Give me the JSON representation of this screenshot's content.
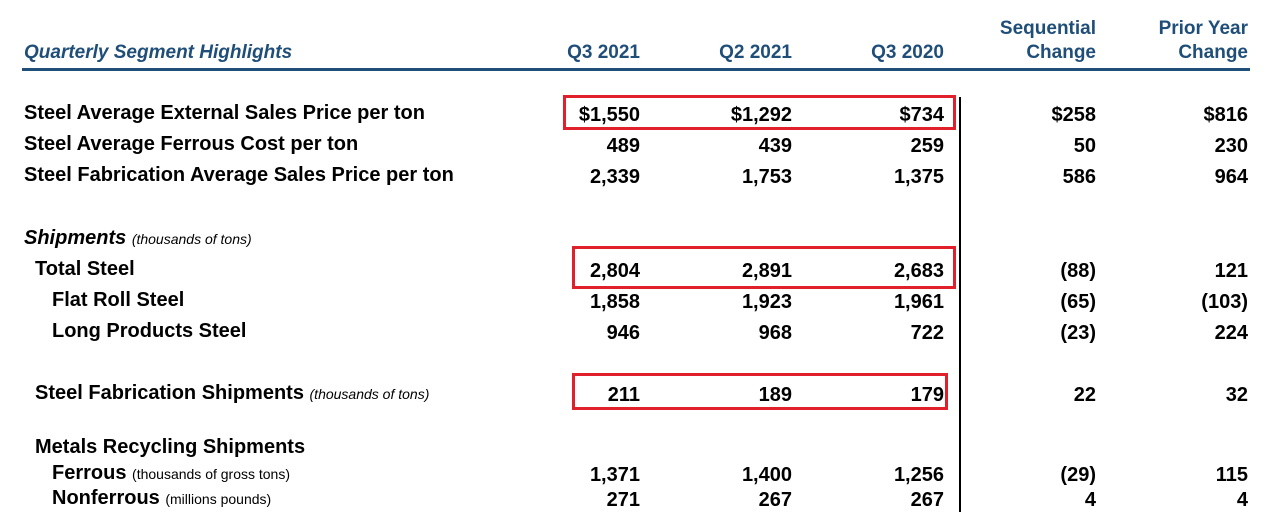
{
  "header": {
    "title": "Quarterly Segment Highlights",
    "cols": [
      "Q3 2021",
      "Q2 2021",
      "Q3 2020"
    ],
    "seq_line1": "Sequential",
    "seq_line2": "Change",
    "prior_line1": "Prior Year",
    "prior_line2": "Change"
  },
  "colors": {
    "header_text": "#1f4e79",
    "highlight_box": "#e0202a"
  },
  "rows": {
    "price": {
      "label": "Steel Average External Sales Price per ton",
      "values": [
        "$1,550",
        "$1,292",
        "$734",
        "$258",
        "$816"
      ]
    },
    "ferrous_cost": {
      "label": "Steel Average Ferrous Cost per ton",
      "values": [
        "489",
        "439",
        "259",
        "50",
        "230"
      ]
    },
    "fab_price": {
      "label": "Steel Fabrication Average Sales Price per ton",
      "values": [
        "2,339",
        "1,753",
        "1,375",
        "586",
        "964"
      ]
    },
    "shipments_heading": {
      "label": "Shipments",
      "note": "(thousands of tons)"
    },
    "total_steel": {
      "label": "Total Steel",
      "values": [
        "2,804",
        "2,891",
        "2,683",
        "(88)",
        "121"
      ]
    },
    "flat_roll": {
      "label": "Flat Roll Steel",
      "values": [
        "1,858",
        "1,923",
        "1,961",
        "(65)",
        "(103)"
      ]
    },
    "long_products": {
      "label": "Long Products Steel",
      "values": [
        "946",
        "968",
        "722",
        "(23)",
        "224"
      ]
    },
    "fab_shipments": {
      "label": "Steel Fabrication Shipments",
      "note": "(thousands of tons)",
      "values": [
        "211",
        "189",
        "179",
        "22",
        "32"
      ]
    },
    "recycling_heading": {
      "label": "Metals Recycling Shipments"
    },
    "ferrous": {
      "label": "Ferrous",
      "note": "(thousands of gross tons)",
      "values": [
        "1,371",
        "1,400",
        "1,256",
        "(29)",
        "115"
      ]
    },
    "nonferrous": {
      "label": "Nonferrous",
      "note": "(millions pounds)",
      "values": [
        "271",
        "267",
        "267",
        "4",
        "4"
      ]
    }
  }
}
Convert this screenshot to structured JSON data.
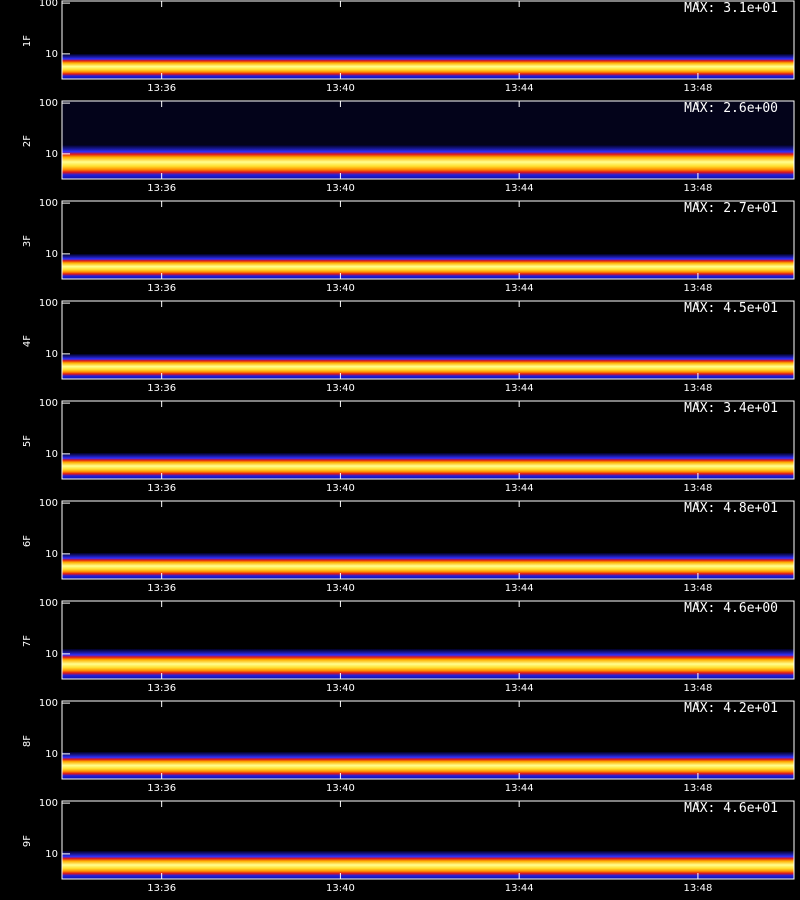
{
  "chart_data": [
    {
      "type": "heatmap",
      "ylabel": "1F",
      "annotation": "MAX: 3.1e+01",
      "ylog": true,
      "ylim": [
        3.2,
        110
      ],
      "yticks": [
        10,
        100
      ],
      "xlim": [
        813.77,
        830.15
      ],
      "xticks": [
        {
          "value": 816,
          "label": "13:36"
        },
        {
          "value": 820,
          "label": "13:40"
        },
        {
          "value": 824,
          "label": "13:44"
        },
        {
          "value": 828,
          "label": "13:48"
        }
      ]
    },
    {
      "type": "heatmap",
      "ylabel": "2F",
      "annotation": "MAX: 2.6e+00",
      "ylog": true,
      "ylim": [
        3.2,
        110
      ],
      "yticks": [
        10,
        100
      ],
      "xlim": [
        813.77,
        830.15
      ],
      "xticks": [
        {
          "value": 816,
          "label": "13:36"
        },
        {
          "value": 820,
          "label": "13:40"
        },
        {
          "value": 824,
          "label": "13:44"
        },
        {
          "value": 828,
          "label": "13:48"
        }
      ]
    },
    {
      "type": "heatmap",
      "ylabel": "3F",
      "annotation": "MAX: 2.7e+01",
      "ylog": true,
      "ylim": [
        3.2,
        110
      ],
      "yticks": [
        10,
        100
      ],
      "xlim": [
        813.77,
        830.15
      ],
      "xticks": [
        {
          "value": 816,
          "label": "13:36"
        },
        {
          "value": 820,
          "label": "13:40"
        },
        {
          "value": 824,
          "label": "13:44"
        },
        {
          "value": 828,
          "label": "13:48"
        }
      ]
    },
    {
      "type": "heatmap",
      "ylabel": "4F",
      "annotation": "MAX: 4.5e+01",
      "ylog": true,
      "ylim": [
        3.2,
        110
      ],
      "yticks": [
        10,
        100
      ],
      "xlim": [
        813.77,
        830.15
      ],
      "xticks": [
        {
          "value": 816,
          "label": "13:36"
        },
        {
          "value": 820,
          "label": "13:40"
        },
        {
          "value": 824,
          "label": "13:44"
        },
        {
          "value": 828,
          "label": "13:48"
        }
      ]
    },
    {
      "type": "heatmap",
      "ylabel": "5F",
      "annotation": "MAX: 3.4e+01",
      "ylog": true,
      "ylim": [
        3.2,
        110
      ],
      "yticks": [
        10,
        100
      ],
      "xlim": [
        813.77,
        830.15
      ],
      "xticks": [
        {
          "value": 816,
          "label": "13:36"
        },
        {
          "value": 820,
          "label": "13:40"
        },
        {
          "value": 824,
          "label": "13:44"
        },
        {
          "value": 828,
          "label": "13:48"
        }
      ]
    },
    {
      "type": "heatmap",
      "ylabel": "6F",
      "annotation": "MAX: 4.8e+01",
      "ylog": true,
      "ylim": [
        3.2,
        110
      ],
      "yticks": [
        10,
        100
      ],
      "xlim": [
        813.77,
        830.15
      ],
      "xticks": [
        {
          "value": 816,
          "label": "13:36"
        },
        {
          "value": 820,
          "label": "13:40"
        },
        {
          "value": 824,
          "label": "13:44"
        },
        {
          "value": 828,
          "label": "13:48"
        }
      ]
    },
    {
      "type": "heatmap",
      "ylabel": "7F",
      "annotation": "MAX: 4.6e+00",
      "ylog": true,
      "ylim": [
        3.2,
        110
      ],
      "yticks": [
        10,
        100
      ],
      "xlim": [
        813.77,
        830.15
      ],
      "xticks": [
        {
          "value": 816,
          "label": "13:36"
        },
        {
          "value": 820,
          "label": "13:40"
        },
        {
          "value": 824,
          "label": "13:44"
        },
        {
          "value": 828,
          "label": "13:48"
        }
      ]
    },
    {
      "type": "heatmap",
      "ylabel": "8F",
      "annotation": "MAX: 4.2e+01",
      "ylog": true,
      "ylim": [
        3.2,
        110
      ],
      "yticks": [
        10,
        100
      ],
      "xlim": [
        813.77,
        830.15
      ],
      "xticks": [
        {
          "value": 816,
          "label": "13:36"
        },
        {
          "value": 820,
          "label": "13:40"
        },
        {
          "value": 824,
          "label": "13:44"
        },
        {
          "value": 828,
          "label": "13:48"
        }
      ]
    },
    {
      "type": "heatmap",
      "ylabel": "9F",
      "annotation": "MAX: 4.6e+01",
      "ylog": true,
      "ylim": [
        3.2,
        110
      ],
      "yticks": [
        10,
        100
      ],
      "xlim": [
        813.77,
        830.15
      ],
      "xticks": [
        {
          "value": 816,
          "label": "13:36"
        },
        {
          "value": 820,
          "label": "13:40"
        },
        {
          "value": 824,
          "label": "13:44"
        },
        {
          "value": 828,
          "label": "13:48"
        }
      ]
    }
  ]
}
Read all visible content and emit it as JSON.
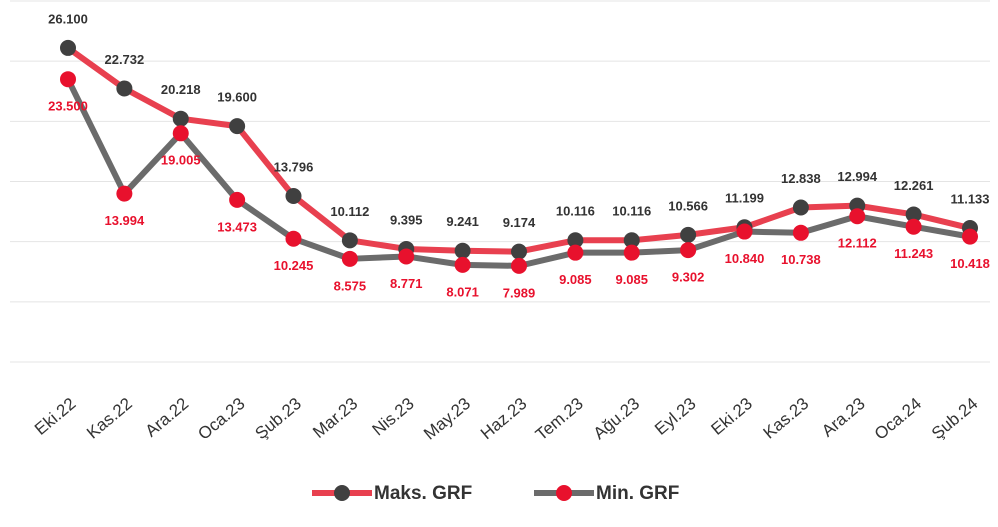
{
  "chart_data": {
    "type": "line",
    "categories": [
      "Eki.22",
      "Kas.22",
      "Ara.22",
      "Oca.23",
      "Şub.23",
      "Mar.23",
      "Nis.23",
      "May.23",
      "Haz.23",
      "Tem.23",
      "Ağu.23",
      "Eyl.23",
      "Eki.23",
      "Kas.23",
      "Ara.23",
      "Oca.24",
      "Şub.24"
    ],
    "series": [
      {
        "name": "Maks. GRF",
        "color": "#e8404f",
        "marker_color": "#404040",
        "label_color": "#333333",
        "values": [
          26100,
          22732,
          20218,
          19600,
          13796,
          10112,
          9395,
          9241,
          9174,
          10116,
          10116,
          10566,
          11199,
          12838,
          12994,
          12261,
          11133
        ],
        "value_labels": [
          "26.100",
          "22.732",
          "20.218",
          "19.600",
          "13.796",
          "10.112",
          "9.395",
          "9.241",
          "9.174",
          "10.116",
          "10.116",
          "10.566",
          "11.199",
          "12.838",
          "12.994",
          "12.261",
          "11.133"
        ]
      },
      {
        "name": "Min. GRF",
        "color": "#6b6b6b",
        "marker_color": "#e8112d",
        "label_color": "#e8112d",
        "values": [
          23500,
          13994,
          19005,
          13473,
          10245,
          8575,
          8771,
          8071,
          7989,
          9085,
          9085,
          9302,
          10840,
          10738,
          12112,
          11243,
          10418
        ],
        "value_labels": [
          "23.500",
          "13.994",
          "19.005",
          "13.473",
          "10.245",
          "8.575",
          "8.771",
          "8.071",
          "7.989",
          "9.085",
          "9.085",
          "9.302",
          "10.840",
          "10.738",
          "12.112",
          "11.243",
          "10.418"
        ]
      }
    ],
    "ylim": [
      0,
      30000
    ],
    "yticks": [
      0,
      5000,
      10000,
      15000,
      20000,
      25000,
      30000
    ],
    "grid": true,
    "legend": "bottom"
  }
}
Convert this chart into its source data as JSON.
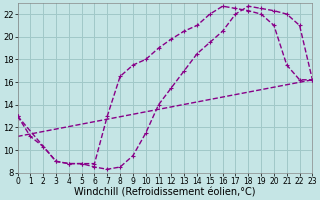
{
  "xlabel": "Windchill (Refroidissement éolien,°C)",
  "bg_color": "#c5e5e5",
  "grid_color": "#a0c8c8",
  "line_color": "#880088",
  "xlim": [
    0,
    23
  ],
  "ylim": [
    8,
    23
  ],
  "curve1_x": [
    0,
    1,
    2,
    3,
    4,
    5,
    6,
    7,
    8,
    9,
    10,
    11,
    12,
    13,
    14,
    15,
    16,
    17,
    18,
    19,
    20,
    21,
    22,
    23
  ],
  "curve1_y": [
    13.0,
    11.2,
    10.3,
    9.0,
    8.8,
    8.8,
    8.8,
    13.0,
    16.5,
    17.5,
    18.0,
    19.0,
    19.8,
    20.5,
    21.0,
    22.0,
    22.7,
    22.5,
    22.3,
    22.0,
    21.0,
    17.5,
    16.2,
    16.2
  ],
  "curve2_x": [
    0,
    3,
    4,
    5,
    6,
    7,
    8,
    9,
    10,
    11,
    12,
    13,
    14,
    15,
    16,
    17,
    18,
    19,
    20,
    21,
    22,
    23
  ],
  "curve2_y": [
    13.0,
    9.0,
    8.8,
    8.8,
    8.5,
    8.3,
    8.5,
    9.5,
    11.5,
    14.0,
    15.5,
    17.0,
    18.5,
    19.5,
    20.5,
    22.0,
    22.7,
    22.5,
    22.3,
    22.0,
    21.0,
    16.2
  ],
  "curve3_x": [
    0,
    23
  ],
  "curve3_y": [
    11.2,
    16.2
  ],
  "line_width": 1.0,
  "xlabel_fontsize": 7,
  "tick_fontsize": 5.5
}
--
● **Exercise**: Give the count of lines in the listing above that include "Average", with no other words.

● **Result**: 3